* Objective: Take each line containing the word "name" and copy it.

* Entries supplied:
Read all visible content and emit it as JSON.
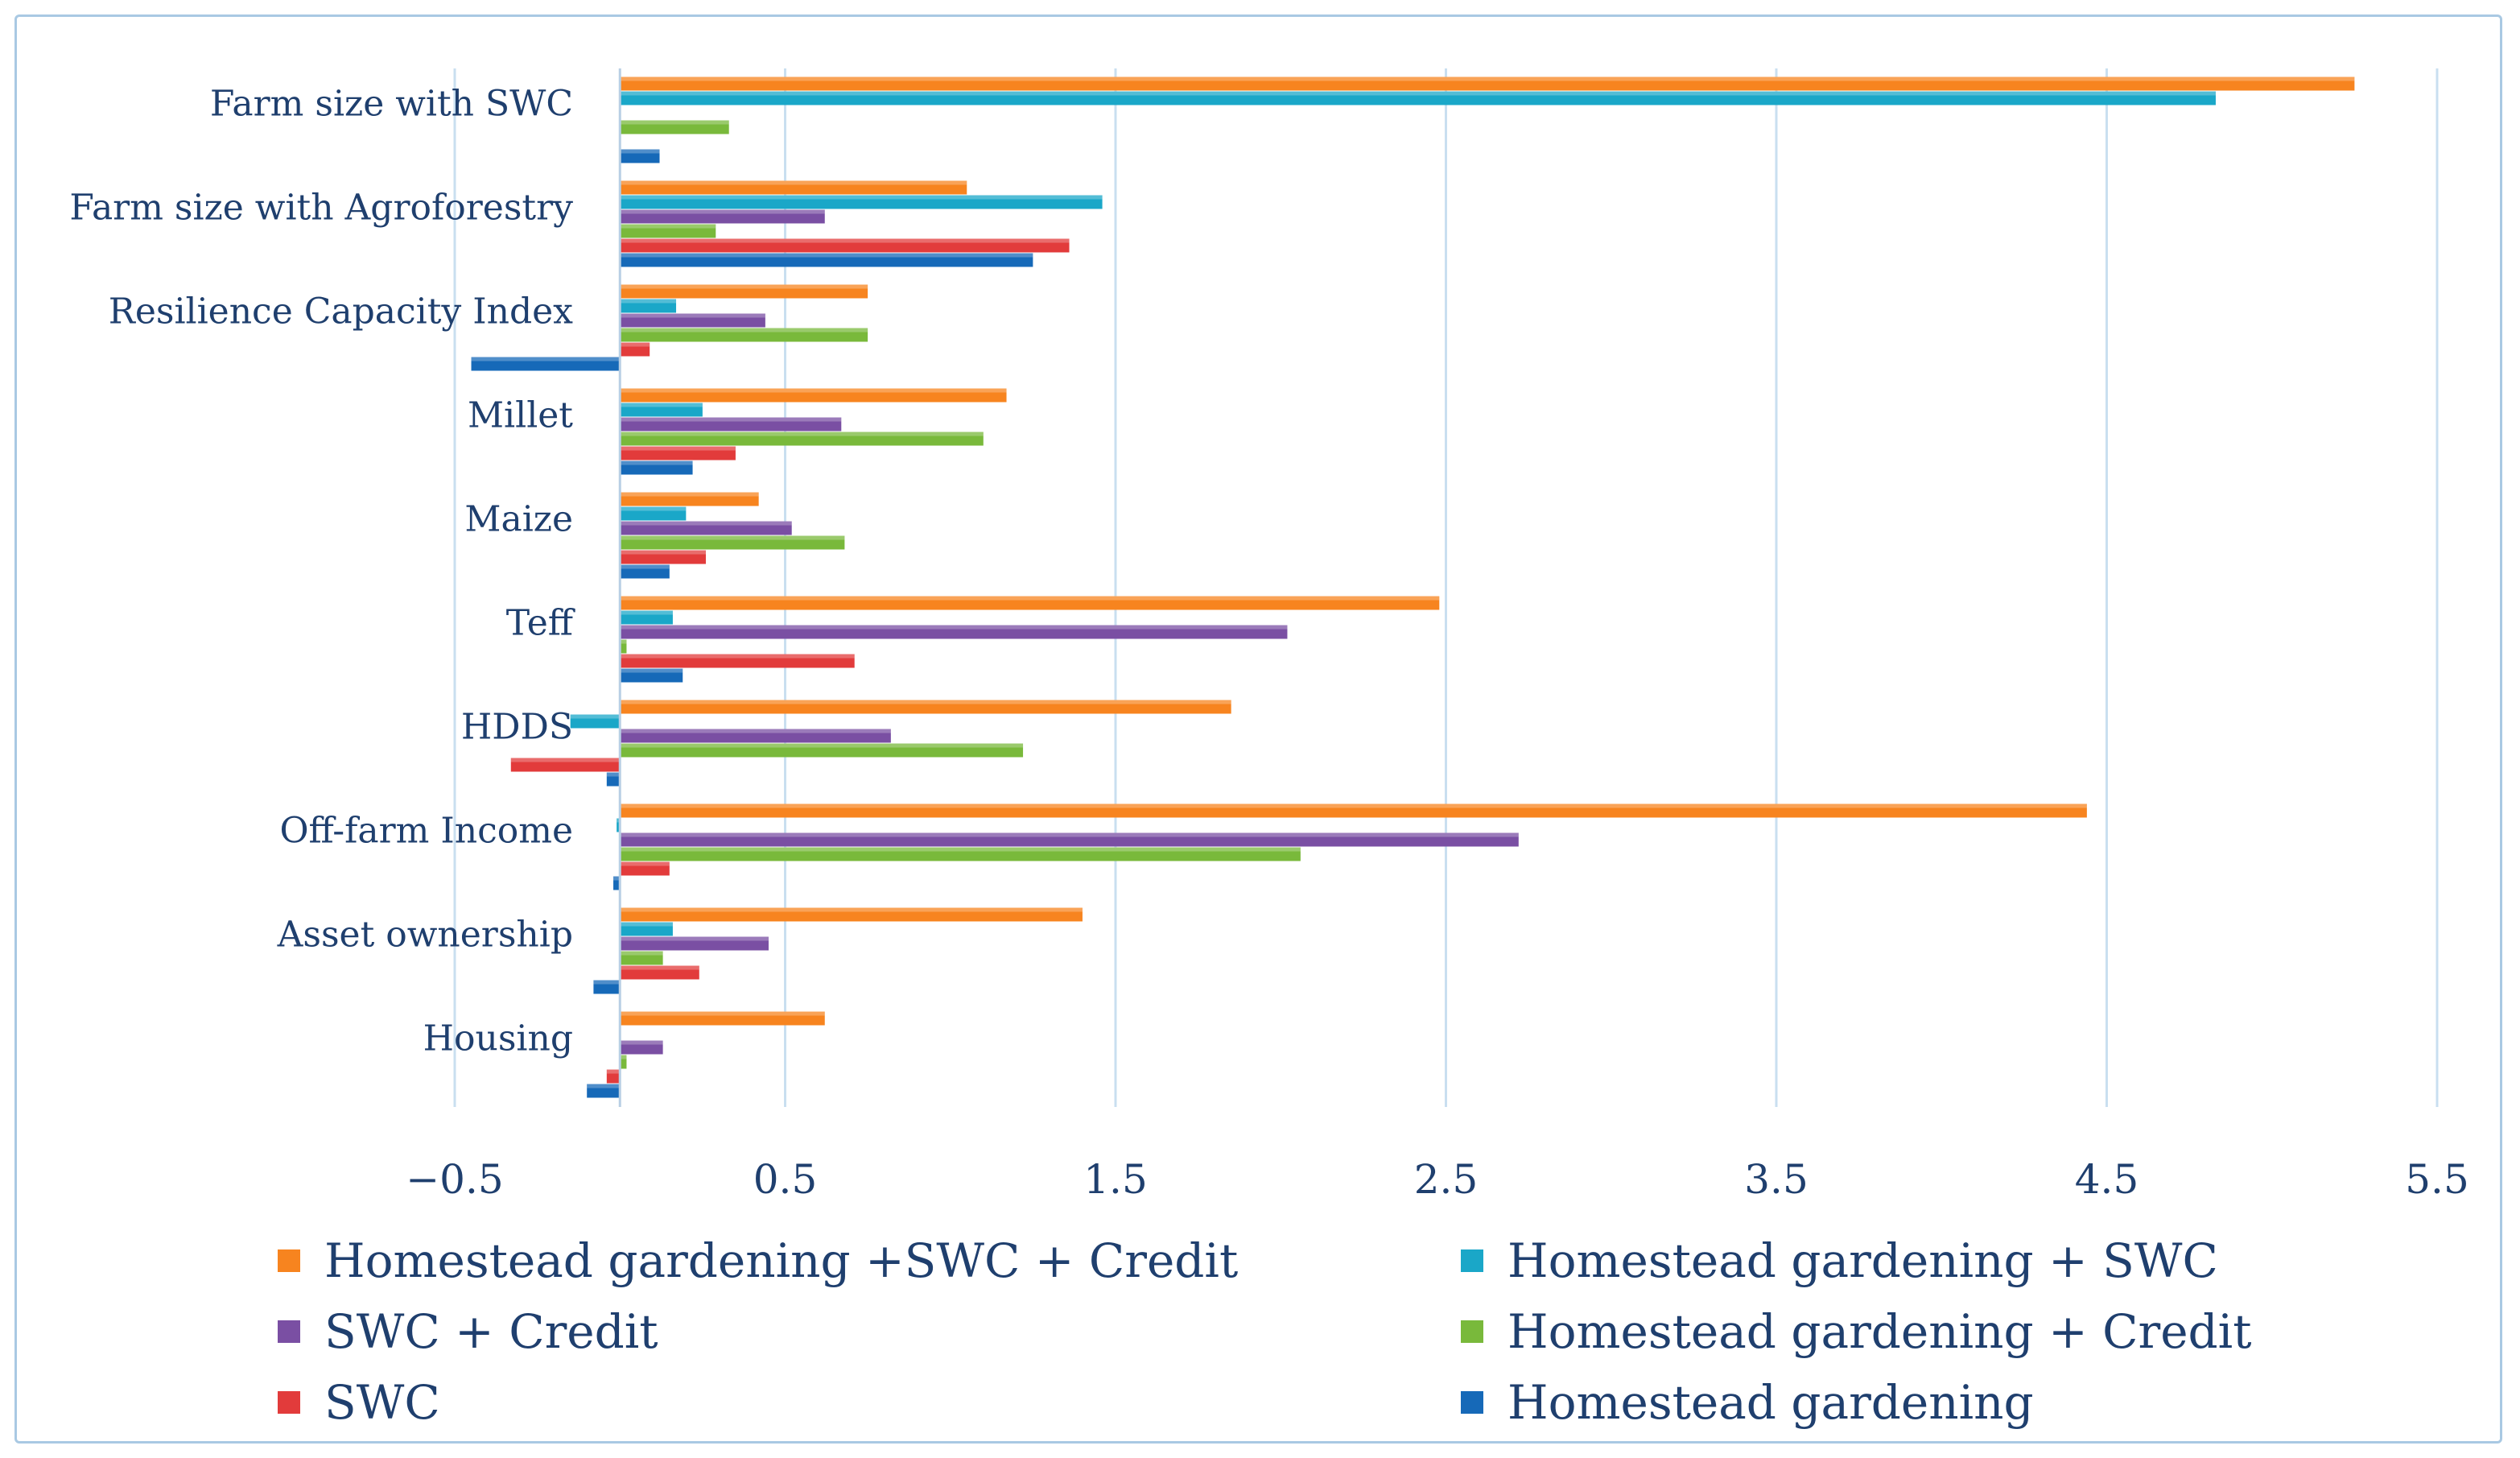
{
  "chart_data": {
    "type": "bar",
    "orientation": "horizontal",
    "categories": [
      "Farm size with SWC",
      "Farm size with Agroforestry",
      "Resilience Capacity Index",
      "Millet",
      "Maize",
      "Teff",
      "HDDS",
      "Off-farm Income",
      "Asset ownership",
      "Housing"
    ],
    "series": [
      {
        "name": "Homestead gardening +SWC + Credit",
        "color": "#f7841f",
        "values": [
          5.25,
          1.05,
          0.75,
          1.17,
          0.42,
          2.48,
          1.85,
          4.44,
          1.4,
          0.62
        ]
      },
      {
        "name": "Homestead gardening + SWC",
        "color": "#1aa7c8",
        "values": [
          4.83,
          1.46,
          0.17,
          0.25,
          0.2,
          0.16,
          -0.15,
          -0.01,
          0.16,
          0.0
        ]
      },
      {
        "name": "SWC + Credit",
        "color": "#7a4fa3",
        "values": [
          0.0,
          0.62,
          0.44,
          0.67,
          0.52,
          2.02,
          0.82,
          2.72,
          0.45,
          0.13
        ]
      },
      {
        "name": "Homestead gardening + Credit",
        "color": "#79b93b",
        "values": [
          0.33,
          0.29,
          0.75,
          1.1,
          0.68,
          0.02,
          1.22,
          2.06,
          0.13,
          0.02
        ]
      },
      {
        "name": "SWC",
        "color": "#e23b3b",
        "values": [
          0.0,
          1.36,
          0.09,
          0.35,
          0.26,
          0.71,
          -0.33,
          0.15,
          0.24,
          -0.04
        ]
      },
      {
        "name": "Homestead gardening",
        "color": "#1669b8",
        "values": [
          0.12,
          1.25,
          -0.45,
          0.22,
          0.15,
          0.19,
          -0.04,
          -0.02,
          -0.08,
          -0.1
        ]
      }
    ],
    "xlim": [
      -0.5,
      5.5
    ],
    "xticks": [
      -0.5,
      0.5,
      1.5,
      2.5,
      3.5,
      4.5,
      5.5
    ],
    "xtick_labels": [
      "−0.5",
      "0.5",
      "1.5",
      "2.5",
      "3.5",
      "4.5",
      "5.5"
    ],
    "title": "",
    "xlabel": "",
    "ylabel": "",
    "grid": "vertical",
    "legend": "bottom"
  }
}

* Exercise result:
        "name": "Homestead gardening +SWC + Credit",
        "name": "Homestead gardening + SWC",
        "name": "SWC + Credit",
        "name": "Homestead gardening + Credit",
        "name": "SWC",
        "name": "Homestead gardening",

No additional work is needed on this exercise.